## Aim of the exercise
Drop all images and give the records again exactly.

----- Material for the task

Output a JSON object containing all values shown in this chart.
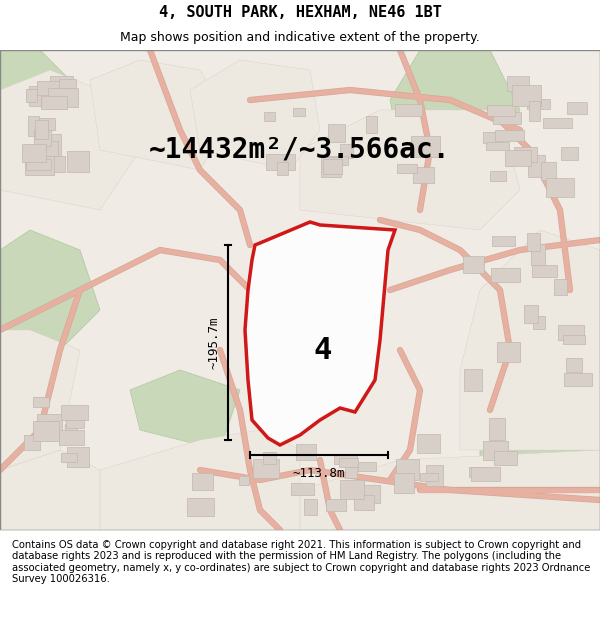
{
  "title_line1": "4, SOUTH PARK, HEXHAM, NE46 1BT",
  "title_line2": "Map shows position and indicative extent of the property.",
  "area_text": "~14432m²/~3.566ac.",
  "label_number": "4",
  "dim_height": "~195.7m",
  "dim_width": "~113.8m",
  "footer_text": "Contains OS data © Crown copyright and database right 2021. This information is subject to Crown copyright and database rights 2023 and is reproduced with the permission of HM Land Registry. The polygons (including the associated geometry, namely x, y co-ordinates) are subject to Crown copyright and database rights 2023 Ordnance Survey 100026316.",
  "title_fontsize": 11,
  "subtitle_fontsize": 9,
  "map_bg": "#f0ebe4",
  "polygon_color": "#cc0000",
  "road_color": "#e8b0a0",
  "road_outline_color": "#d4a898",
  "building_color": "#d8d0c8",
  "green_color": "#c8d8b8",
  "green_edge": "#b0c8a0",
  "built_color": "#ede8e0",
  "built_edge": "#d8d0c8"
}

----------

## Written solution
Output a JSON object containing all values shown in this chart.
{
  "title_line1": "4, SOUTH PARK, HEXHAM, NE46 1BT",
  "title_line2": "Map shows position and indicative extent of the property.",
  "area_text": "~14432m²/~3.566ac.",
  "label_number": "4",
  "dim_height": "~195.7m",
  "dim_width": "~113.8m",
  "footer_text": "Contains OS data © Crown copyright and database right 2021. This information is subject to Crown copyright and database rights 2023 and is reproduced with the permission of HM Land Registry. The polygons (including the associated geometry, namely x, y co-ordinates) are subject to Crown copyright and database rights 2023 Ordnance Survey 100026316.",
  "title_fontsize": 11,
  "subtitle_fontsize": 9,
  "map_bg": "#f0ebe4",
  "polygon_color": "#cc0000",
  "road_color": "#e8b0a0",
  "road_outline_color": "#d4a898",
  "building_color": "#d8d0c8",
  "green_color": "#c8d8b8",
  "green_edge": "#b0c8a0",
  "built_color": "#ede8e0",
  "built_edge": "#d8d0c8"
}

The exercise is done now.